▶ _REQUIREMENT_: Find each line containing the string "background" and return it.

▶ _INFORMATION SUPPLIED_:
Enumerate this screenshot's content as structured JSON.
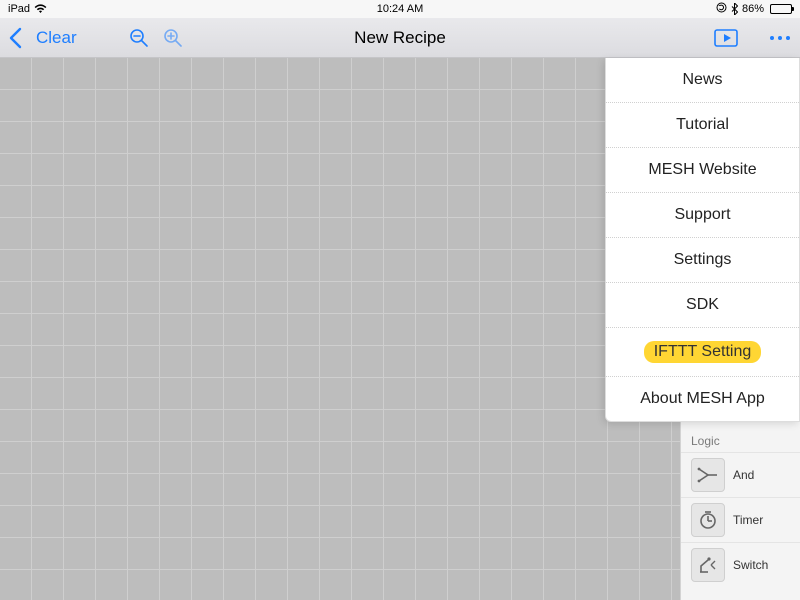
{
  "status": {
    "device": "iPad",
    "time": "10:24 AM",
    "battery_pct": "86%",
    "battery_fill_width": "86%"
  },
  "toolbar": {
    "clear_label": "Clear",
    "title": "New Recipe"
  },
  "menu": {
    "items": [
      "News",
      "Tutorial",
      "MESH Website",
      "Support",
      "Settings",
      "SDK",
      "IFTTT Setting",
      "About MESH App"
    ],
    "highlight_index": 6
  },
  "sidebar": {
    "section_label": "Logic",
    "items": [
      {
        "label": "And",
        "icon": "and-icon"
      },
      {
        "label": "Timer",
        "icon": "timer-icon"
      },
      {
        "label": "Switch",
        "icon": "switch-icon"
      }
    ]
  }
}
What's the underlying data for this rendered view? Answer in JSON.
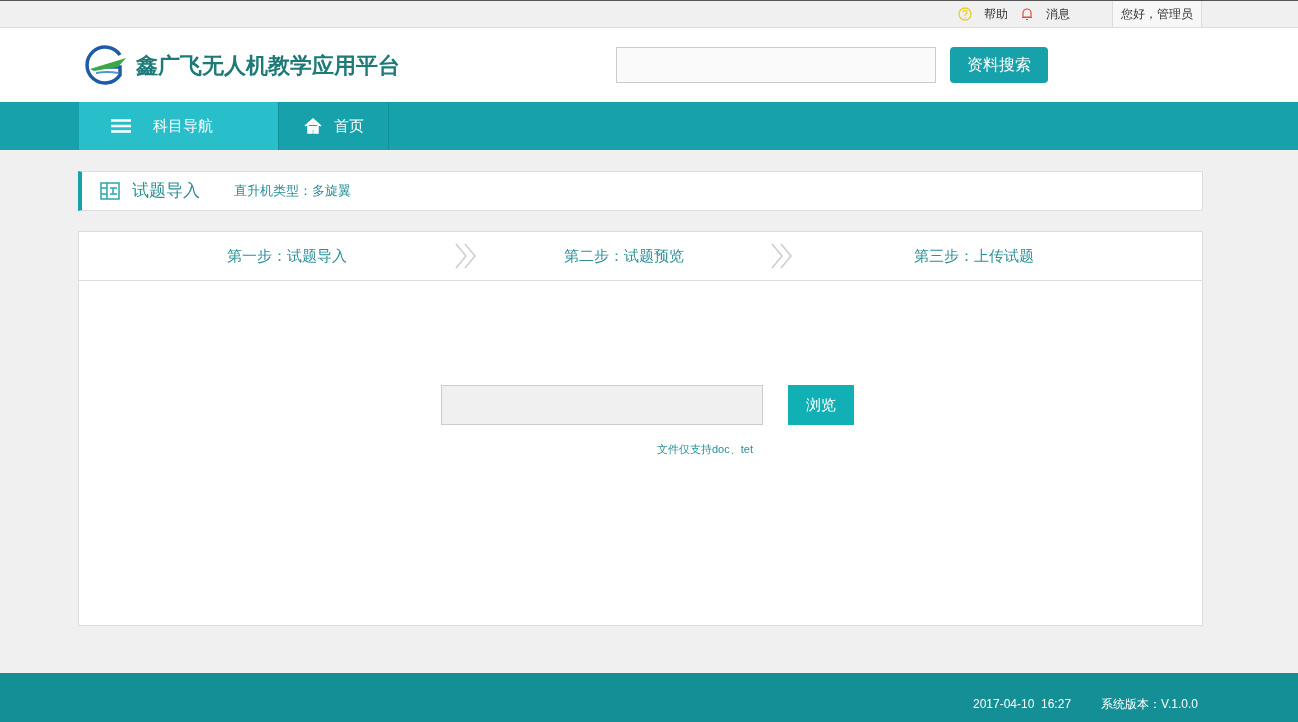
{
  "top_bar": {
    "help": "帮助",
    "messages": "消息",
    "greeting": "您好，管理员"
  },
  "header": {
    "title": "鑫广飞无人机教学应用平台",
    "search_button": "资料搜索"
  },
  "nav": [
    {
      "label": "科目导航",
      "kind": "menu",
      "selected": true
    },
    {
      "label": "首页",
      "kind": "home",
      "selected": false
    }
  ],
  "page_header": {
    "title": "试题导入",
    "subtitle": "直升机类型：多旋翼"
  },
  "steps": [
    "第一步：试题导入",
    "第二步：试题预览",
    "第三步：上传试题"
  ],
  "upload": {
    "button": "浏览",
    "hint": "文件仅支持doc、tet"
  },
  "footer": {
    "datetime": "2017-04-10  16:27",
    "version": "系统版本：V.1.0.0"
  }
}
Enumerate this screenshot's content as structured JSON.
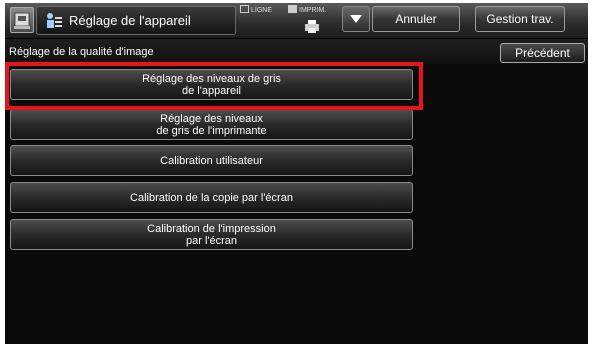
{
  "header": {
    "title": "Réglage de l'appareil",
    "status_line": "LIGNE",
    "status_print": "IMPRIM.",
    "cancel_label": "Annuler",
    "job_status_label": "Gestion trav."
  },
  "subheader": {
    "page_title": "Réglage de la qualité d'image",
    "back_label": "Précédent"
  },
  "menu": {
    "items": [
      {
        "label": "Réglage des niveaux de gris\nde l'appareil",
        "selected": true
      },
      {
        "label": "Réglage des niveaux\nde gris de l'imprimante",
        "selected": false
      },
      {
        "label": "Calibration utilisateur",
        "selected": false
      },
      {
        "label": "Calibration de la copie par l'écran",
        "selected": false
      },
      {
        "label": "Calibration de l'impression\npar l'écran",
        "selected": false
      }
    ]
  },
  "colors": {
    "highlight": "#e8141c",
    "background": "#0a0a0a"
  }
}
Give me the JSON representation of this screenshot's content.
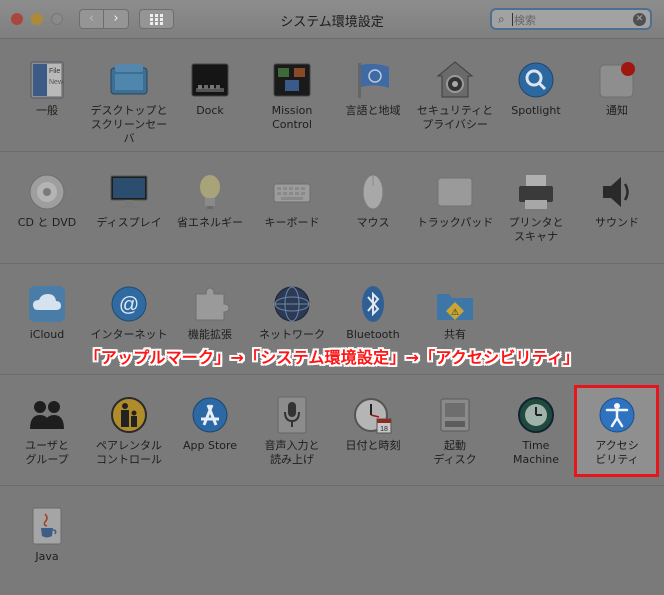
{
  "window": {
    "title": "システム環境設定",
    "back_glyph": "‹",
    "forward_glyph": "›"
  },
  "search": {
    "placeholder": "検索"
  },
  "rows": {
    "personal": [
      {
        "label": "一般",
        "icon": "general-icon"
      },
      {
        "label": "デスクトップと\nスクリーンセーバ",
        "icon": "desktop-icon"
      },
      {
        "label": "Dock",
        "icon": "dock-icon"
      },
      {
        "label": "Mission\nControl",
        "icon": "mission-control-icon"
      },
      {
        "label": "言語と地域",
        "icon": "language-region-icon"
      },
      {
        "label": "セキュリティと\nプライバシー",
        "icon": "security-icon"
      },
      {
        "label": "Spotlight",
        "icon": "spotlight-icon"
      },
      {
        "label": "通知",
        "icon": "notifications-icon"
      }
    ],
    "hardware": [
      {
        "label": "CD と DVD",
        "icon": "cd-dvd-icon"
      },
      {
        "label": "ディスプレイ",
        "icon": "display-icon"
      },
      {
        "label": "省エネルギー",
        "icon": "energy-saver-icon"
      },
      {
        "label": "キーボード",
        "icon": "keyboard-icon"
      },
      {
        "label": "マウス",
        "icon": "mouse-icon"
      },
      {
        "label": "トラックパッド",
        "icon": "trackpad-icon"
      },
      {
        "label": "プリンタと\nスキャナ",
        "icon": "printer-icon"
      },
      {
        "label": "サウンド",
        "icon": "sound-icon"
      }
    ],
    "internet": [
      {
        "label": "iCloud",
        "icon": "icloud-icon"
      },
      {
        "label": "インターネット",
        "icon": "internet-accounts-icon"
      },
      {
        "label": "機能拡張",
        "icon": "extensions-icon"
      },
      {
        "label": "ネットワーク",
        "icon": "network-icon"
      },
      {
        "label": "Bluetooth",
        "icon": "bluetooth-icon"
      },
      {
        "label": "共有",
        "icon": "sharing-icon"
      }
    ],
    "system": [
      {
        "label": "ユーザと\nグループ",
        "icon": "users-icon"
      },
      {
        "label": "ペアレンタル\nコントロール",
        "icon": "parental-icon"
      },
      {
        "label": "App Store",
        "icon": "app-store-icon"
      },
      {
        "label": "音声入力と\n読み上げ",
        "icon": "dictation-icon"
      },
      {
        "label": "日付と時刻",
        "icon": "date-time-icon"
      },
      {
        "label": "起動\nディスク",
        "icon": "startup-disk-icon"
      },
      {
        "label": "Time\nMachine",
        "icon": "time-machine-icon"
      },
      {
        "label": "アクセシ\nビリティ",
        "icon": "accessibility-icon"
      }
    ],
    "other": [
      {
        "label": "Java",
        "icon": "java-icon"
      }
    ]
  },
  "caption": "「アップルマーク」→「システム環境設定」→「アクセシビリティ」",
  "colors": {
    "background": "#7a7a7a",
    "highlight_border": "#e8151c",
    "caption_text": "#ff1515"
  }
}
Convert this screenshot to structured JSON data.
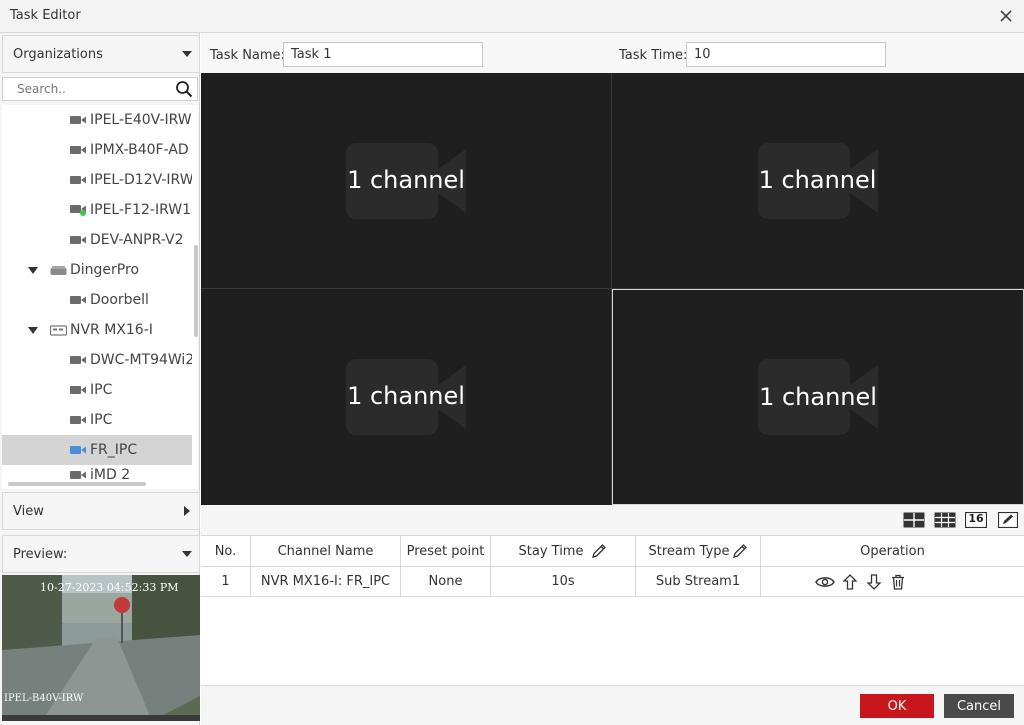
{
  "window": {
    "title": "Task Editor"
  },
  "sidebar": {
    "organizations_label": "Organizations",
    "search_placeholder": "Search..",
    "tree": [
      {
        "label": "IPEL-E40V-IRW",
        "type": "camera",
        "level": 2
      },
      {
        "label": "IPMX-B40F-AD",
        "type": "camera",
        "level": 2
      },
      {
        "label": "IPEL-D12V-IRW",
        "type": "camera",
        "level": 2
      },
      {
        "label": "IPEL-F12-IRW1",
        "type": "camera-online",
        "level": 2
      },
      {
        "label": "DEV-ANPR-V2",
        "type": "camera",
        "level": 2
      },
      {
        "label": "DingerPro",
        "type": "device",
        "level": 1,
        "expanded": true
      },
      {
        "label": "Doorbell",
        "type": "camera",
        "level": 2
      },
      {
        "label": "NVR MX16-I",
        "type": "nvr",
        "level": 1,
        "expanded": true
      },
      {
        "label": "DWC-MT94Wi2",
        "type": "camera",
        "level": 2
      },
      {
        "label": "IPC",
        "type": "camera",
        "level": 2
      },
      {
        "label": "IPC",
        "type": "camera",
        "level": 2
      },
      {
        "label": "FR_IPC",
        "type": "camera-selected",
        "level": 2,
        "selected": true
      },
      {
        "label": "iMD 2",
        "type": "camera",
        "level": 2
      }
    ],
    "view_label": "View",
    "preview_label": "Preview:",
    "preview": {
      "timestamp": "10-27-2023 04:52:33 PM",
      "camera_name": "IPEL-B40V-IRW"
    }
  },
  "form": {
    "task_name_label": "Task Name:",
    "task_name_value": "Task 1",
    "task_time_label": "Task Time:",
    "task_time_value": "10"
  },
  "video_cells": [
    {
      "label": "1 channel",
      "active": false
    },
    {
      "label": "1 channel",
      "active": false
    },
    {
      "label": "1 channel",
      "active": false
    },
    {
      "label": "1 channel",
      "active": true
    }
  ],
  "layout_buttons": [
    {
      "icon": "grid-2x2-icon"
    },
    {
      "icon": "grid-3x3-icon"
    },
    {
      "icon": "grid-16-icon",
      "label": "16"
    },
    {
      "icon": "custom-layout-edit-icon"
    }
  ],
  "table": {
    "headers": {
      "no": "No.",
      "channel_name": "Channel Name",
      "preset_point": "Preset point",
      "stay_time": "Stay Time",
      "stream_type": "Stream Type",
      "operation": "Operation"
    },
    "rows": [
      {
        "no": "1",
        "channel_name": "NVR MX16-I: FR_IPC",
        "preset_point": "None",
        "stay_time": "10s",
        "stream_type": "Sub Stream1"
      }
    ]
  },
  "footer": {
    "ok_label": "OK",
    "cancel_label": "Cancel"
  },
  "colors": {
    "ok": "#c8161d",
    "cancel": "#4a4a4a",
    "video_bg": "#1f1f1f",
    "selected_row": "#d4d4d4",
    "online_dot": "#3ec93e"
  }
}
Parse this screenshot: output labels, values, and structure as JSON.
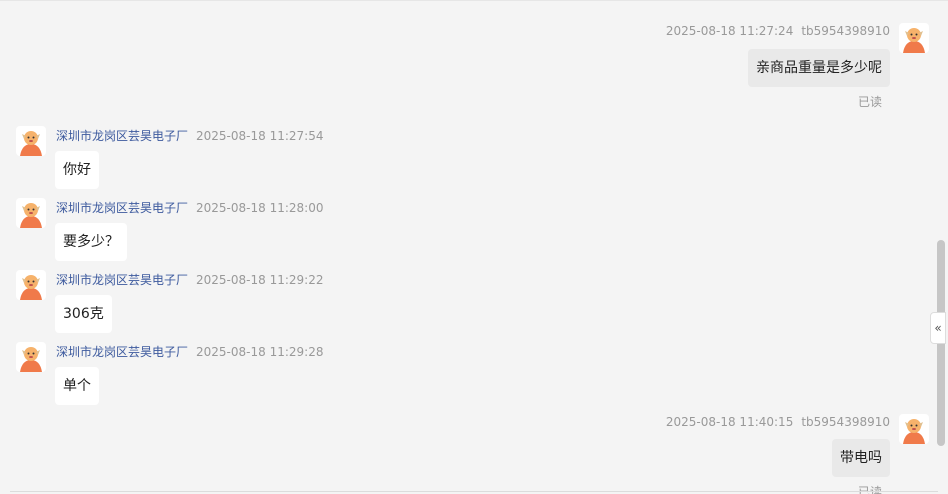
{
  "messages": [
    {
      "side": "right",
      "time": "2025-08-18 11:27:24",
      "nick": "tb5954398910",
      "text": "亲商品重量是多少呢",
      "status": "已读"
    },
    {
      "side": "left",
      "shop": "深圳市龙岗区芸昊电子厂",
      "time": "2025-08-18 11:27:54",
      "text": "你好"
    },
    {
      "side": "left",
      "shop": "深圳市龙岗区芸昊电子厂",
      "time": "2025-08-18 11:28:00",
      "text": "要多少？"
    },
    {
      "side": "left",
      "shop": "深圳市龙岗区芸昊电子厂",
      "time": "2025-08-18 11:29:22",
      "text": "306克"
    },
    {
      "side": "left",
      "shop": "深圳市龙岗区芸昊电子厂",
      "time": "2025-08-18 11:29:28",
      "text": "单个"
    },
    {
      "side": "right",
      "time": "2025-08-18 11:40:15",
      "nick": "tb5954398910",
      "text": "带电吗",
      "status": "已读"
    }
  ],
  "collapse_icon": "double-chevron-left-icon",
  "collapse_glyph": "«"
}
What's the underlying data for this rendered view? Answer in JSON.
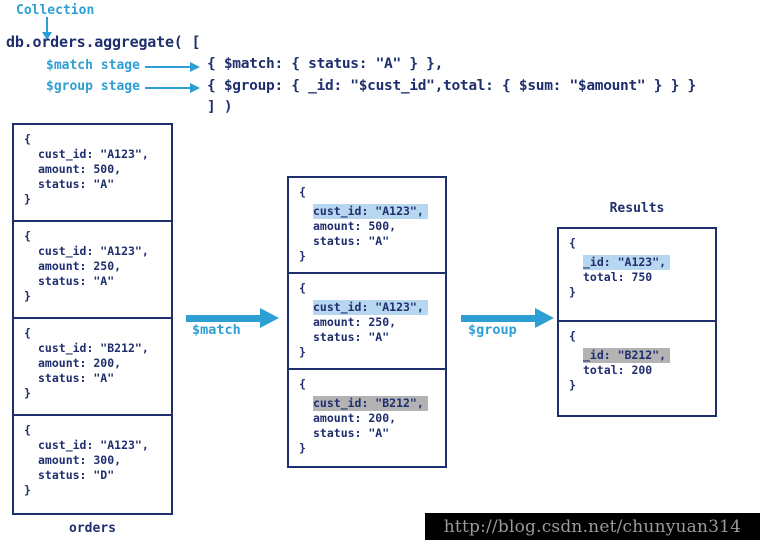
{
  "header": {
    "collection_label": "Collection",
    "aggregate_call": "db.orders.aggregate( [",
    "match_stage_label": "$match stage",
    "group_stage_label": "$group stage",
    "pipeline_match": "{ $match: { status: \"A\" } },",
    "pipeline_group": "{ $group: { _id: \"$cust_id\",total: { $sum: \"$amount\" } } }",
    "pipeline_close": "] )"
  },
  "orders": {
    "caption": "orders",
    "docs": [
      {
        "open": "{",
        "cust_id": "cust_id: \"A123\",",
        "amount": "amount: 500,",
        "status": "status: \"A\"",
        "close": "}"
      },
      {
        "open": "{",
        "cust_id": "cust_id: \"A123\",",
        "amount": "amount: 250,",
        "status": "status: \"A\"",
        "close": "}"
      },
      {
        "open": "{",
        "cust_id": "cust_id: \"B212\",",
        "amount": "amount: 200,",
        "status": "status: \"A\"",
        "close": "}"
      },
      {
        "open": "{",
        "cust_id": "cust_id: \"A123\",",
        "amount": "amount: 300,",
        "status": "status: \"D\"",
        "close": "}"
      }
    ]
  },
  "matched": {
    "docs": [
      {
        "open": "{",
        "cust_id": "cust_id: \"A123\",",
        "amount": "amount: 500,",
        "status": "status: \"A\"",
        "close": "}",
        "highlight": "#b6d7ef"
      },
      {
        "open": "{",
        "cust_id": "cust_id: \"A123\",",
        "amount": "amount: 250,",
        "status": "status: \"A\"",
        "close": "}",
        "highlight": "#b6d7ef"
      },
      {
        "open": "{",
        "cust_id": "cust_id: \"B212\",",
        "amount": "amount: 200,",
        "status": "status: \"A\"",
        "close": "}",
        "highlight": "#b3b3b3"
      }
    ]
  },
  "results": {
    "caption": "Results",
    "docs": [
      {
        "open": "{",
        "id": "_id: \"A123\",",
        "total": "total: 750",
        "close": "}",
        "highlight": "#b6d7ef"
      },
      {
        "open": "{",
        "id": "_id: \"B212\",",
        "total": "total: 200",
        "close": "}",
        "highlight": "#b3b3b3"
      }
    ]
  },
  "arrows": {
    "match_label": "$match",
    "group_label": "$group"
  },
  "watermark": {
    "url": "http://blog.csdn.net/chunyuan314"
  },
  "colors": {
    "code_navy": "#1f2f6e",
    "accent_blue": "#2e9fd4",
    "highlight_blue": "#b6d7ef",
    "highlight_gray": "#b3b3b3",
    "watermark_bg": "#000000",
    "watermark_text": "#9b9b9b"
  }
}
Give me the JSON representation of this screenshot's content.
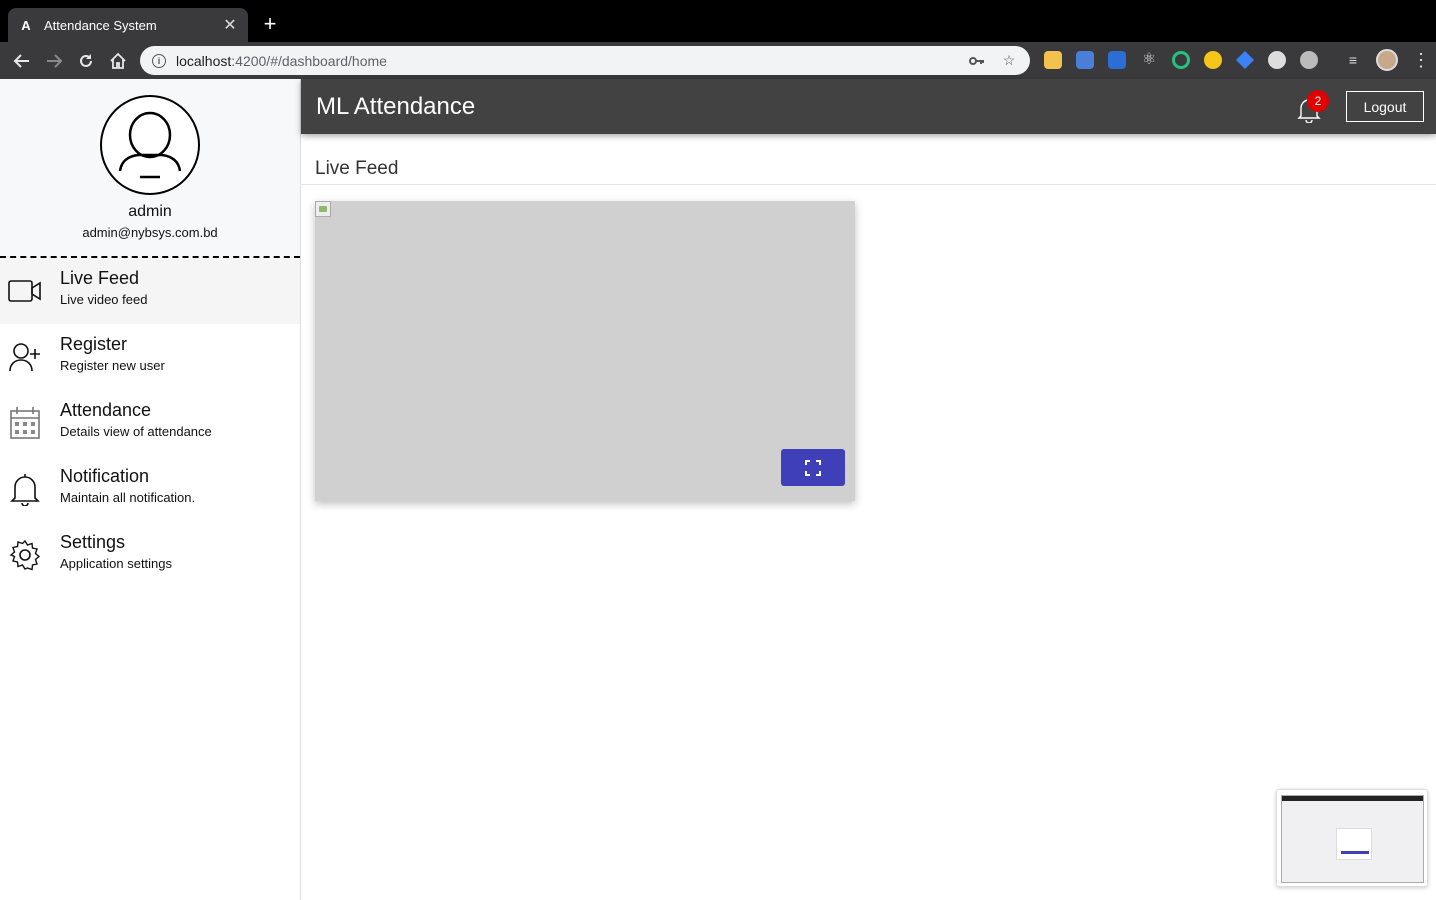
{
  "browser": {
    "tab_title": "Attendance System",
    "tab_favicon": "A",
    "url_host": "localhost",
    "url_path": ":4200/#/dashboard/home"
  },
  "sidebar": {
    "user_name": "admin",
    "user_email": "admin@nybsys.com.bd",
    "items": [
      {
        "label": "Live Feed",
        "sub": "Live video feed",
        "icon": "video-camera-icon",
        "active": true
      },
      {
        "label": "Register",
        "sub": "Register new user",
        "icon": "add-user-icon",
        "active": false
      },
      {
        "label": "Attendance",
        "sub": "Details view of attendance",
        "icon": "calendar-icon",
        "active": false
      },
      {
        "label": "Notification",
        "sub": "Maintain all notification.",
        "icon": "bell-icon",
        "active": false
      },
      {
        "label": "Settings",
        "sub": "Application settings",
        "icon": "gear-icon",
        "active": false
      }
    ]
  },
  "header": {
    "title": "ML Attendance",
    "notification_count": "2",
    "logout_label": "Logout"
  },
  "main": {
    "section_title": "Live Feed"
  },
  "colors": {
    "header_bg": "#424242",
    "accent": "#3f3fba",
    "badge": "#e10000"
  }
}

▶ _COMPLETE ANSWER_:
    "background": "#0a0a0a"
    "background": "#7a7a7a",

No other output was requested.